Collected data entries
□ □ □ □ □ □ □

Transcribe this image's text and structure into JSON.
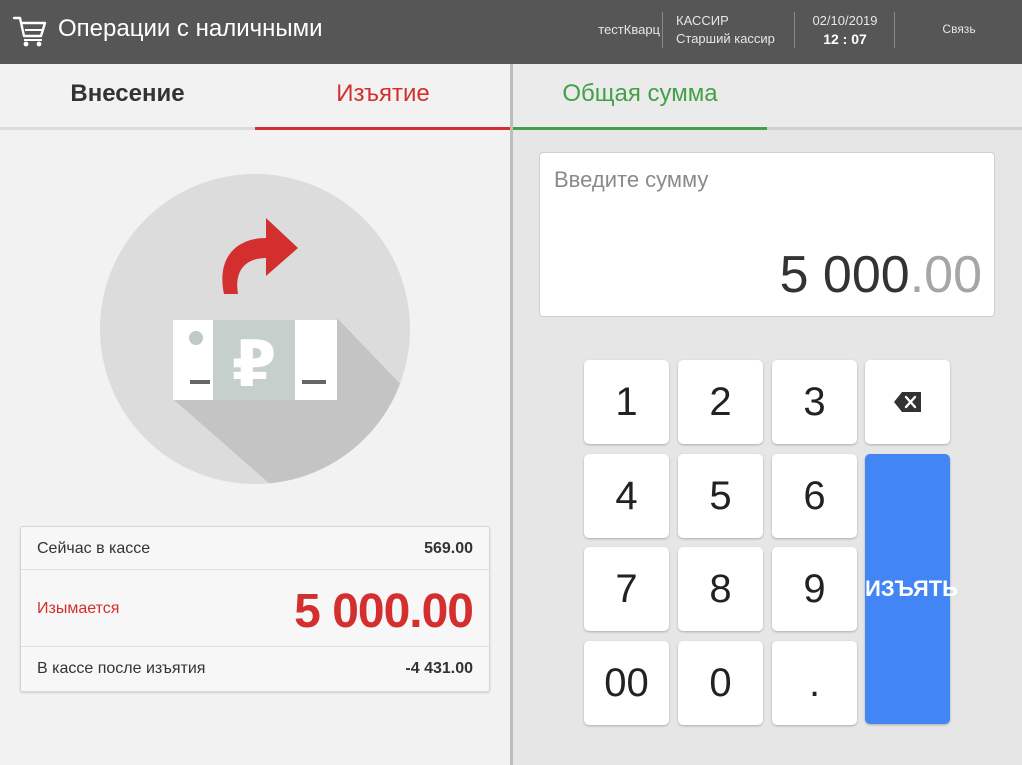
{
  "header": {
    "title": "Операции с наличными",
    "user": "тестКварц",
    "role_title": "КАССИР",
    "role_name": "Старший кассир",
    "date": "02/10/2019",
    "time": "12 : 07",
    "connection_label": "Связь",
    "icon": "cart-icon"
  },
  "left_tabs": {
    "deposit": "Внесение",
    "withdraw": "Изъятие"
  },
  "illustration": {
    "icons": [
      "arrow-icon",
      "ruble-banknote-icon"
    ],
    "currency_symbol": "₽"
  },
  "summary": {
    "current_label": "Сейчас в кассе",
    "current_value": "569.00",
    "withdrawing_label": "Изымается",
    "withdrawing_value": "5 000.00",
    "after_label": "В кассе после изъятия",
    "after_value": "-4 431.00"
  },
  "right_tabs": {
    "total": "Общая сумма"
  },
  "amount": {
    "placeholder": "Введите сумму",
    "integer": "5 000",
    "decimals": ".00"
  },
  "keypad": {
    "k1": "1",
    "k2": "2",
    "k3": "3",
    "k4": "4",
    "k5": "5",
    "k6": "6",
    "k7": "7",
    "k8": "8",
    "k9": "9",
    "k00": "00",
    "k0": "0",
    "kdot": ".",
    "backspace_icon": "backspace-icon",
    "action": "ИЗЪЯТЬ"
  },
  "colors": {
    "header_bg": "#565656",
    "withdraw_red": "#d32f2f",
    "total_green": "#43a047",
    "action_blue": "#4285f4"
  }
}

□ □ □ □ □ □ □

▶ **SHORT PROBLEM**: Pick out the lines that include the word "кассе" and write them out.

▶ **SOLUTION TO THIS PROBLEM**:
    "current_label": "Сейчас в кассе",
    "after_label": "В кассе после изъятия",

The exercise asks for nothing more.